__The exercise__: Each line holding the word "기대인플레이션율" counts once; give the total and nothing more.

__Records contained in a dataset__:
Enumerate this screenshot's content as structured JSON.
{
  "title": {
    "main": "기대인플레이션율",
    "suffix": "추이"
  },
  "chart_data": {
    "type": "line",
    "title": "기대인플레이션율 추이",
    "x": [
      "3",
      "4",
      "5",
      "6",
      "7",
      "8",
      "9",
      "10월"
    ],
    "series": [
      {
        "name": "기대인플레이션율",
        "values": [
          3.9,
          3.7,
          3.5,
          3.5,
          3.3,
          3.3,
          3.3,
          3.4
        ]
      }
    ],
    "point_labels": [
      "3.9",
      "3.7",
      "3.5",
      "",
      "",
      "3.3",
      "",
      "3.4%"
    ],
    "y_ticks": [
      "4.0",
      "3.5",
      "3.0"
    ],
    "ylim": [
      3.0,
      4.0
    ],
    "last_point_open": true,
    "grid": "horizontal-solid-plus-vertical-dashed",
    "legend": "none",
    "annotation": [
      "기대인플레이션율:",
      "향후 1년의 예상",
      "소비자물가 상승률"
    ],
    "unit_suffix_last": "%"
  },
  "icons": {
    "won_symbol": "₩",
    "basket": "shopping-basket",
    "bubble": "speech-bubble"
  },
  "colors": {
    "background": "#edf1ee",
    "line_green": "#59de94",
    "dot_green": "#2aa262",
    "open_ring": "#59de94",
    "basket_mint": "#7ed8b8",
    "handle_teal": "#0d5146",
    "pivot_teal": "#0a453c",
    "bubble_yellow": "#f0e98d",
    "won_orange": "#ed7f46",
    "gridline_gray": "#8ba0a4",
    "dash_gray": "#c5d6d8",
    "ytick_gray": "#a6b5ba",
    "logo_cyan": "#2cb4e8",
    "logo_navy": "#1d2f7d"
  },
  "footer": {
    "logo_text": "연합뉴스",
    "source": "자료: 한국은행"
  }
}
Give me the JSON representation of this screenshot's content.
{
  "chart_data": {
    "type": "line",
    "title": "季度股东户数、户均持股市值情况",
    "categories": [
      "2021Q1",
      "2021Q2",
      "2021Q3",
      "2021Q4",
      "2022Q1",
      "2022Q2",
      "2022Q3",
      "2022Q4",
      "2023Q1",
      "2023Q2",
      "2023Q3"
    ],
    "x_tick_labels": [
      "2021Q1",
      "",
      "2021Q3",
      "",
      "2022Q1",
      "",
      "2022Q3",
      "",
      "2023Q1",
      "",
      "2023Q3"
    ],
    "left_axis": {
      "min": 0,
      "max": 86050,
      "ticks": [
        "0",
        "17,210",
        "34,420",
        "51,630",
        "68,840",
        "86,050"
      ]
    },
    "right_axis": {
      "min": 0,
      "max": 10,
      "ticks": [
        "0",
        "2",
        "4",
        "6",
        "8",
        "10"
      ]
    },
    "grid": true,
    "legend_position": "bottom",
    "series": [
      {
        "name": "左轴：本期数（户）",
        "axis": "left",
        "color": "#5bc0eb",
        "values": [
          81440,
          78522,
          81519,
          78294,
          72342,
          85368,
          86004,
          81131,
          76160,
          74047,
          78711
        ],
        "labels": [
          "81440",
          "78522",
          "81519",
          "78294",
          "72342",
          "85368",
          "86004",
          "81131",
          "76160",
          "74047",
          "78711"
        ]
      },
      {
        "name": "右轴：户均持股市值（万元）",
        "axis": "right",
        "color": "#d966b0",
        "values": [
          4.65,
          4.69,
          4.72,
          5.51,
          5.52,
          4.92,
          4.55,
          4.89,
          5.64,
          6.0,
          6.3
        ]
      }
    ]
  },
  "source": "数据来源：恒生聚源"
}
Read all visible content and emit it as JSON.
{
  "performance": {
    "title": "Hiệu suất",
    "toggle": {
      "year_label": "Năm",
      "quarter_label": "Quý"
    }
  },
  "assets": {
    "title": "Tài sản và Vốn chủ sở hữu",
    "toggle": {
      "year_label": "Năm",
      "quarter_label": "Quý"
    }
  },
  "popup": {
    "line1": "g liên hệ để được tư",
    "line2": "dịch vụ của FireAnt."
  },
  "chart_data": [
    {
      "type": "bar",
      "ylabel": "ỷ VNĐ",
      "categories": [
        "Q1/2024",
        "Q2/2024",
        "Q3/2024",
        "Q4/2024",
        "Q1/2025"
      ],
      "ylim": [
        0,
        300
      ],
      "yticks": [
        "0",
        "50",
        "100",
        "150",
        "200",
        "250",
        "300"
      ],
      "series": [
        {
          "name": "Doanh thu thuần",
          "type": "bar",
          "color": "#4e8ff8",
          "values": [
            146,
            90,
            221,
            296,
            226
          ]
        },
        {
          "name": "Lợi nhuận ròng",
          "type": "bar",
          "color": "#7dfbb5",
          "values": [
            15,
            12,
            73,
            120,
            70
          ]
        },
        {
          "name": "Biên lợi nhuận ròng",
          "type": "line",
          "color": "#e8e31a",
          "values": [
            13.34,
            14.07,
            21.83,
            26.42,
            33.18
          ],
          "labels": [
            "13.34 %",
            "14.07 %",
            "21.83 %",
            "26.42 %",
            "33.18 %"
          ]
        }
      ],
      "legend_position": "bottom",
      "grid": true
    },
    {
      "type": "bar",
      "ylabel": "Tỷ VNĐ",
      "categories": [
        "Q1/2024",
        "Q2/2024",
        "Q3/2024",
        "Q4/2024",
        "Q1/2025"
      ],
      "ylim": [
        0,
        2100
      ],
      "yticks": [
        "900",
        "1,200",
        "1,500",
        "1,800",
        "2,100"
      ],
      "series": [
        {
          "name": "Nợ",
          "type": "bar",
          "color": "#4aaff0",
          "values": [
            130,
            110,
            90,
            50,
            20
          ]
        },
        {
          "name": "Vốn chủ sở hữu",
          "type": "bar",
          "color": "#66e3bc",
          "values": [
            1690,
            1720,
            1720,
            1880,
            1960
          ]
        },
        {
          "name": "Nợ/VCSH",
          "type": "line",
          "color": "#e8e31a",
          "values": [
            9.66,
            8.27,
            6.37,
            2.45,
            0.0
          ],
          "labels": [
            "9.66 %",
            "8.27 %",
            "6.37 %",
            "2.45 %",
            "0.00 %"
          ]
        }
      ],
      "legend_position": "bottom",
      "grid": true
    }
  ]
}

__Result of this exercise__: 4